"""
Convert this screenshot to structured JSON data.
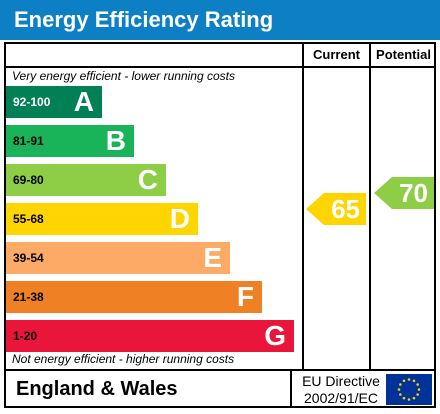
{
  "title": "Energy Efficiency Rating",
  "columns": {
    "current": "Current",
    "potential": "Potential"
  },
  "top_note": "Very energy efficient - lower running costs",
  "bottom_note": "Not energy efficient - higher running costs",
  "bands": [
    {
      "range": "92-100",
      "letter": "A",
      "color": "#008054"
    },
    {
      "range": "81-91",
      "letter": "B",
      "color": "#19b459"
    },
    {
      "range": "69-80",
      "letter": "C",
      "color": "#8dce46"
    },
    {
      "range": "55-68",
      "letter": "D",
      "color": "#ffd500"
    },
    {
      "range": "39-54",
      "letter": "E",
      "color": "#fcaa65"
    },
    {
      "range": "21-38",
      "letter": "F",
      "color": "#ef8023"
    },
    {
      "range": "1-20",
      "letter": "G",
      "color": "#e9153b"
    }
  ],
  "current": {
    "value": "65",
    "band": "D",
    "color": "#ffd500"
  },
  "potential": {
    "value": "70",
    "band": "C",
    "color": "#8dce46"
  },
  "footer": {
    "region": "England & Wales",
    "directive_line1": "EU Directive",
    "directive_line2": "2002/91/EC"
  },
  "colors": {
    "title_bar": "#0d7fc4",
    "flag_blue": "#003399",
    "flag_stars": "#ffcc00"
  }
}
"""
Your goal -> The answer is a single number: how many lines include the word "efficient"?

Answer for the task -> 2